Print out every record exactly as it appears.

======== Extracted data

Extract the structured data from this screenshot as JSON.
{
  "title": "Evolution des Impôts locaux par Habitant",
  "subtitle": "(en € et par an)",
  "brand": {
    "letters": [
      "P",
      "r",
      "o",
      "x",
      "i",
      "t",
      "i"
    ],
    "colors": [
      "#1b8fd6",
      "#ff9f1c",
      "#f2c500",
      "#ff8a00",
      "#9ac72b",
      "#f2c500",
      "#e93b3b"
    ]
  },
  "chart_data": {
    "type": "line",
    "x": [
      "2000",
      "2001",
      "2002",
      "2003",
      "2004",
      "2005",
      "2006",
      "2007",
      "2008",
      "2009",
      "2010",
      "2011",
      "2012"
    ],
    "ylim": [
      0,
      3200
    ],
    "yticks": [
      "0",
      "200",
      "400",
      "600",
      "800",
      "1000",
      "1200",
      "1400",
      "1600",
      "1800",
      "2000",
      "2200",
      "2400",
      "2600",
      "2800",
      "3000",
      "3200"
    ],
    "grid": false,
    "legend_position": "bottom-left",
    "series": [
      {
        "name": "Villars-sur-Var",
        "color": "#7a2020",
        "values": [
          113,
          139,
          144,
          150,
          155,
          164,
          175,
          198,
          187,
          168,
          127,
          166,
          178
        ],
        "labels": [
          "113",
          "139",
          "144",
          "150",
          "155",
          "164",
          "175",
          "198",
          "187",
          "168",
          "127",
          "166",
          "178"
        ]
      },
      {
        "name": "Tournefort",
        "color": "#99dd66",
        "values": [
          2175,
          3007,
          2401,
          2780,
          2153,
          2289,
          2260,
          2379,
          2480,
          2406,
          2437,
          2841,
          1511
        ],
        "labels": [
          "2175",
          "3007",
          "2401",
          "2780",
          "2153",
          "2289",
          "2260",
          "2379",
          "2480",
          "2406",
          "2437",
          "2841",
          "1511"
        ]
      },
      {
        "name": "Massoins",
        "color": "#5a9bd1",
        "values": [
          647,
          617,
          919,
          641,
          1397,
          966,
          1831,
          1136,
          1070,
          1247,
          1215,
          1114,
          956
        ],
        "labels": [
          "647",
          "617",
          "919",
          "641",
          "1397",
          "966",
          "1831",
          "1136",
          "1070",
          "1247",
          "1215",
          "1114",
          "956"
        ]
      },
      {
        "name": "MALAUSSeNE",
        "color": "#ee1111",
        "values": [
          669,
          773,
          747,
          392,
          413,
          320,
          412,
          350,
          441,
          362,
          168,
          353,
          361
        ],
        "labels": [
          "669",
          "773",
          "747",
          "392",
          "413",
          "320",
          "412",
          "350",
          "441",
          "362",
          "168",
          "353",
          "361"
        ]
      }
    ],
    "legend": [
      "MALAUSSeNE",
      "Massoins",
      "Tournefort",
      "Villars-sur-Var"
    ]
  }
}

================

• [Answer in full]:
Extract the structured data from this screenshot as JSON.
{
  "title": "Evolution des Impôts locaux par Habitant",
  "subtitle": "(en € et par an)",
  "brand": {
    "letters": [
      "P",
      "r",
      "o",
      "x",
      "i",
      "t",
      "i"
    ],
    "colors": [
      "#1b8fd6",
      "#ff9f1c",
      "#f2c500",
      "#ff8a00",
      "#9ac72b",
      "#f2c500",
      "#e93b3b"
    ]
  },
  "chart_data": {
    "type": "line",
    "x": [
      "2000",
      "2001",
      "2002",
      "2003",
      "2004",
      "2005",
      "2006",
      "2007",
      "2008",
      "2009",
      "2010",
      "2011",
      "2012"
    ],
    "ylim": [
      0,
      3200
    ],
    "yticks": [
      "0",
      "200",
      "400",
      "600",
      "800",
      "1000",
      "1200",
      "1400",
      "1600",
      "1800",
      "2000",
      "2200",
      "2400",
      "2600",
      "2800",
      "3000",
      "3200"
    ],
    "grid": false,
    "legend_position": "bottom-left",
    "series": [
      {
        "name": "Villars-sur-Var",
        "color": "#7a2020",
        "values": [
          113,
          139,
          144,
          150,
          155,
          164,
          175,
          198,
          187,
          168,
          127,
          166,
          178
        ],
        "labels": [
          "113",
          "139",
          "144",
          "150",
          "155",
          "164",
          "175",
          "198",
          "187",
          "168",
          "127",
          "166",
          "178"
        ]
      },
      {
        "name": "Tournefort",
        "color": "#99dd66",
        "values": [
          2175,
          3007,
          2401,
          2780,
          2153,
          2289,
          2260,
          2379,
          2480,
          2406,
          2437,
          2841,
          1511
        ],
        "labels": [
          "2175",
          "3007",
          "2401",
          "2780",
          "2153",
          "2289",
          "2260",
          "2379",
          "2480",
          "2406",
          "2437",
          "2841",
          "1511"
        ]
      },
      {
        "name": "Massoins",
        "color": "#5a9bd1",
        "values": [
          647,
          617,
          919,
          641,
          1397,
          966,
          1831,
          1136,
          1070,
          1247,
          1215,
          1114,
          956
        ],
        "labels": [
          "647",
          "617",
          "919",
          "641",
          "1397",
          "966",
          "1831",
          "1136",
          "1070",
          "1247",
          "1215",
          "1114",
          "956"
        ]
      },
      {
        "name": "MALAUSSeNE",
        "color": "#ee1111",
        "values": [
          669,
          773,
          747,
          392,
          413,
          320,
          412,
          350,
          441,
          362,
          168,
          353,
          361
        ],
        "labels": [
          "669",
          "773",
          "747",
          "392",
          "413",
          "320",
          "412",
          "350",
          "441",
          "362",
          "168",
          "353",
          "361"
        ]
      }
    ],
    "legend": [
      "MALAUSSeNE",
      "Massoins",
      "Tournefort",
      "Villars-sur-Var"
    ]
  }
}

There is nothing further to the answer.